> [Collected data]
────────────────────────────────────────
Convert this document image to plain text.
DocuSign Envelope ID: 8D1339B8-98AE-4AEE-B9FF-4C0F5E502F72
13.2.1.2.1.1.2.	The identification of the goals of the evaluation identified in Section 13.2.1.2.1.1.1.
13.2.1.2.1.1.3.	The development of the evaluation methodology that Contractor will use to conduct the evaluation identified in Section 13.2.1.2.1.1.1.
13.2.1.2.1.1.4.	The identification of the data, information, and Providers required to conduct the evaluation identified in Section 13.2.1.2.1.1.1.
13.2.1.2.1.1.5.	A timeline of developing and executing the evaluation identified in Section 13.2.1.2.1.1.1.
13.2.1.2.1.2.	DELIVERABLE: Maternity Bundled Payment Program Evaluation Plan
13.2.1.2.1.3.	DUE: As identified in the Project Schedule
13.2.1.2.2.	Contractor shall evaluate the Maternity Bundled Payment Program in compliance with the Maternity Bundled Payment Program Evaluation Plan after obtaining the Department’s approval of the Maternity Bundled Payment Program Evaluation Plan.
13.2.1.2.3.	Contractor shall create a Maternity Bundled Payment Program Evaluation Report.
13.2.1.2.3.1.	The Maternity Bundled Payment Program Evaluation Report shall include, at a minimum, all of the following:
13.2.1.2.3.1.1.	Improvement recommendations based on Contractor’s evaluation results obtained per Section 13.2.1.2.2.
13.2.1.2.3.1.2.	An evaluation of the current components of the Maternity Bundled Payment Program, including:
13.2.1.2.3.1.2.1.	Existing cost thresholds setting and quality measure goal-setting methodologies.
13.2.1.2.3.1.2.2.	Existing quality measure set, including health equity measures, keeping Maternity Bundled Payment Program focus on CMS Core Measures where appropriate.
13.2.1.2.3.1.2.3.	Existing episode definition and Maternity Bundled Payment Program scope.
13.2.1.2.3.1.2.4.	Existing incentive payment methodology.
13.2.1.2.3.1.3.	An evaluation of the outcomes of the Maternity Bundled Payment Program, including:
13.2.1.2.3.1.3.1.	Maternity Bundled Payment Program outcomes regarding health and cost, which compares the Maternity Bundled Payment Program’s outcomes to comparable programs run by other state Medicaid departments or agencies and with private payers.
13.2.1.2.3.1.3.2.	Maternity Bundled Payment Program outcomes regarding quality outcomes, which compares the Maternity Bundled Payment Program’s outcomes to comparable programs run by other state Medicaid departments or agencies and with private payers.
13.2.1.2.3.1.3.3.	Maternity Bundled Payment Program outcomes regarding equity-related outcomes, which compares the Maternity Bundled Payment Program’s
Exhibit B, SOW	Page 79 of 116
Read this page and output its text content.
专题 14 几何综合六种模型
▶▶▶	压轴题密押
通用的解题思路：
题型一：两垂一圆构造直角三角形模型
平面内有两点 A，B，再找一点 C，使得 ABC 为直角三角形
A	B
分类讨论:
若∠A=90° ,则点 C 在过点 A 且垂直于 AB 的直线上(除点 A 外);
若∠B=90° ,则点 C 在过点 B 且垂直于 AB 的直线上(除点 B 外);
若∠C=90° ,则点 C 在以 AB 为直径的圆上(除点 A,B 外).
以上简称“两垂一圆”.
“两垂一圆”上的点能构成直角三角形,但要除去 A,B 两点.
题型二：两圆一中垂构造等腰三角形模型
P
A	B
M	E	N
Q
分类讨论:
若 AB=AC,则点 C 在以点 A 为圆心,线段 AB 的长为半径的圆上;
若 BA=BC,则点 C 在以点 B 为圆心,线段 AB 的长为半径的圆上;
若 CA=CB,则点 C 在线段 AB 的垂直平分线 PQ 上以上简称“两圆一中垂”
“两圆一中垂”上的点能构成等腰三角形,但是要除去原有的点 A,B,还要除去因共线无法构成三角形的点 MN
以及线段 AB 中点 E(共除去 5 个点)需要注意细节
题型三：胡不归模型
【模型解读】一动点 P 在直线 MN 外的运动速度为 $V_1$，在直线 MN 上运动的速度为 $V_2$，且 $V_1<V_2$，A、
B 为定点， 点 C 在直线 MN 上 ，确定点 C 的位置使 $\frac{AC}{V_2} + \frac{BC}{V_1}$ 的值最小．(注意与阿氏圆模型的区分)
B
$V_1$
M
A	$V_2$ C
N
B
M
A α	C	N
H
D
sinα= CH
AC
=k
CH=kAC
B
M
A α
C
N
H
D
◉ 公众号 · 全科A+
────────────────────────────────────────
> [What you have to do] Go through the records above, find every line with the word "private", and list those lines.

> [Result for this exercise]
13.2.1.2.3.1.3.1.	Maternity Bundled Payment Program outcomes regarding health and cost, which compares the Maternity Bundled Payment Program’s outcomes to comparable programs run by other state Medicaid departments or agencies and with private payers.
13.2.1.2.3.1.3.2.	Maternity Bundled Payment Program outcomes regarding quality outcomes, which compares the Maternity Bundled Payment Program’s outcomes to comparable programs run by other state Medicaid departments or agencies and with private payers.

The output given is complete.